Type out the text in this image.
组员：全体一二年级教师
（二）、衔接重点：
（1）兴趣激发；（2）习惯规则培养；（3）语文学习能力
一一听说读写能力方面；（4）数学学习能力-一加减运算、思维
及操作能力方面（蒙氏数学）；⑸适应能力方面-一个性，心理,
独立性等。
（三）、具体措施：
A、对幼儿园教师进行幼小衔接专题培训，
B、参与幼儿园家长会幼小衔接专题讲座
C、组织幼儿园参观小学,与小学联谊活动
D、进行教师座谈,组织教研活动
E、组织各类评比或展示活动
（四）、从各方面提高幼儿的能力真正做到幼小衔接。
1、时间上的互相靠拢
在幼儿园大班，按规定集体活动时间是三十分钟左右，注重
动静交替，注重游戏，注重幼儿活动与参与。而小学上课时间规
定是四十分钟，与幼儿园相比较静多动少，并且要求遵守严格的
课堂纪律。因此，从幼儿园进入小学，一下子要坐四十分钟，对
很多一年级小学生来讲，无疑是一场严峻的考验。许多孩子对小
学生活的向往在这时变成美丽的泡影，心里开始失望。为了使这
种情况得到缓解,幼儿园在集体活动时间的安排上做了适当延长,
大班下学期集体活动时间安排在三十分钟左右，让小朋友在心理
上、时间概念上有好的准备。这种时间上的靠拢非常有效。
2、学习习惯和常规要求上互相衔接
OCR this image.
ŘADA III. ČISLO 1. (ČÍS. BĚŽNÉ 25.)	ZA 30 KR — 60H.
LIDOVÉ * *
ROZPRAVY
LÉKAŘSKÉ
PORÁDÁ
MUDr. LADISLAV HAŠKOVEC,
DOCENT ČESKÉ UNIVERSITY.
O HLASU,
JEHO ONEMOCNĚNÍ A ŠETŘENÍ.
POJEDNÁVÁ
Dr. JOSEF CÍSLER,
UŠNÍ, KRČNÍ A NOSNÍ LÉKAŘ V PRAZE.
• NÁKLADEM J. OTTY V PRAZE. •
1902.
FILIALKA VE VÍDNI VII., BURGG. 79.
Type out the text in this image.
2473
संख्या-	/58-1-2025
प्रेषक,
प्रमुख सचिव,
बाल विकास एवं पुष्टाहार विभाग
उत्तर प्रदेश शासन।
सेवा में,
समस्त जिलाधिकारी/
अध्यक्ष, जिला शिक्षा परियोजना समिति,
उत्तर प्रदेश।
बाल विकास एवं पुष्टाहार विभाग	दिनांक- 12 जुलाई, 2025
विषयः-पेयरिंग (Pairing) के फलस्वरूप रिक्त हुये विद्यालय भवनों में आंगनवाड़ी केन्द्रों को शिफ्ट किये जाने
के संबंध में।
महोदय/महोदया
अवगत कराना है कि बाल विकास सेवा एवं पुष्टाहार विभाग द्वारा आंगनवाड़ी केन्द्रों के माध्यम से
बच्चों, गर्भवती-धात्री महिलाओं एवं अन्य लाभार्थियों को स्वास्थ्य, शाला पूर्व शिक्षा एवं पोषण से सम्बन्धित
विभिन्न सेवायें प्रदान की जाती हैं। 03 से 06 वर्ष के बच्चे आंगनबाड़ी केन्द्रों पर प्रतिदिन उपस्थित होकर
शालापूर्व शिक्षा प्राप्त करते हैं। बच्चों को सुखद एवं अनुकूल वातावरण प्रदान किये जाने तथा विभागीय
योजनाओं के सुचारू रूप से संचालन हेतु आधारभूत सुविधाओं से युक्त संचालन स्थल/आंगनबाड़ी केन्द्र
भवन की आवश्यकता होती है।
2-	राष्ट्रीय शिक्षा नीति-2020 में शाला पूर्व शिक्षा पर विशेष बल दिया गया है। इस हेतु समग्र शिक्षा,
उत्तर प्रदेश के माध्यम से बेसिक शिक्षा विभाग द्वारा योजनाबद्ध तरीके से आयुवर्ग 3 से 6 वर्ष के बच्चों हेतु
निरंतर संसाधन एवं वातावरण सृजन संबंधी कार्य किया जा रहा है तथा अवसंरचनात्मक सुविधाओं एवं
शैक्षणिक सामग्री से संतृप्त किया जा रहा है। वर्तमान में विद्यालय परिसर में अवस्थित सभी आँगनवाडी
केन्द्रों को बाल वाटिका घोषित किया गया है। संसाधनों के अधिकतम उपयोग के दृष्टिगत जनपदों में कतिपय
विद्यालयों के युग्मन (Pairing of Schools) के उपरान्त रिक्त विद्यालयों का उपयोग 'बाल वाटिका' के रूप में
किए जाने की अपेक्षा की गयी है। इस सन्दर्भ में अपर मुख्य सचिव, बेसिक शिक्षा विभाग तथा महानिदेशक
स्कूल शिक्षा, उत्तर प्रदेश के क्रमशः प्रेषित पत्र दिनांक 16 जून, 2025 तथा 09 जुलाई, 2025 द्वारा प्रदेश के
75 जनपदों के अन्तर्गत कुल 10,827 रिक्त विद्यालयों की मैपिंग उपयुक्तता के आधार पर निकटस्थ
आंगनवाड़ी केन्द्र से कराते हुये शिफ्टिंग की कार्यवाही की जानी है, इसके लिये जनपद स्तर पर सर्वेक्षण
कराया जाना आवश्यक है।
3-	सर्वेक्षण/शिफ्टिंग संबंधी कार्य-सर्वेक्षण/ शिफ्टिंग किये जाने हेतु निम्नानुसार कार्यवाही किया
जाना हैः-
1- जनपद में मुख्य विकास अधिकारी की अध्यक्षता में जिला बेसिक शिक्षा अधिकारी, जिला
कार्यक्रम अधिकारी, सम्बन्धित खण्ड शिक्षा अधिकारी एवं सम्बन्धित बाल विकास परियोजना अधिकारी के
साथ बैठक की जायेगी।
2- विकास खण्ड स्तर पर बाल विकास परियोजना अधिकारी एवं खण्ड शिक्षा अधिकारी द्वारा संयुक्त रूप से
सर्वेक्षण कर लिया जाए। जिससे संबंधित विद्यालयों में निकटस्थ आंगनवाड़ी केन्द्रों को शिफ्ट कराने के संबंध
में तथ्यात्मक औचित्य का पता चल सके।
■ ■ ■ ■ ■ ■ ■
### Required task
Return from the data every line that holds "PRAZE".

### Solution to the exercise
UŠNÍ, KRČNÍ A NOSNÍ LÉKAŘ V PRAZE.
• NÁKLADEM J. OTTY V PRAZE. •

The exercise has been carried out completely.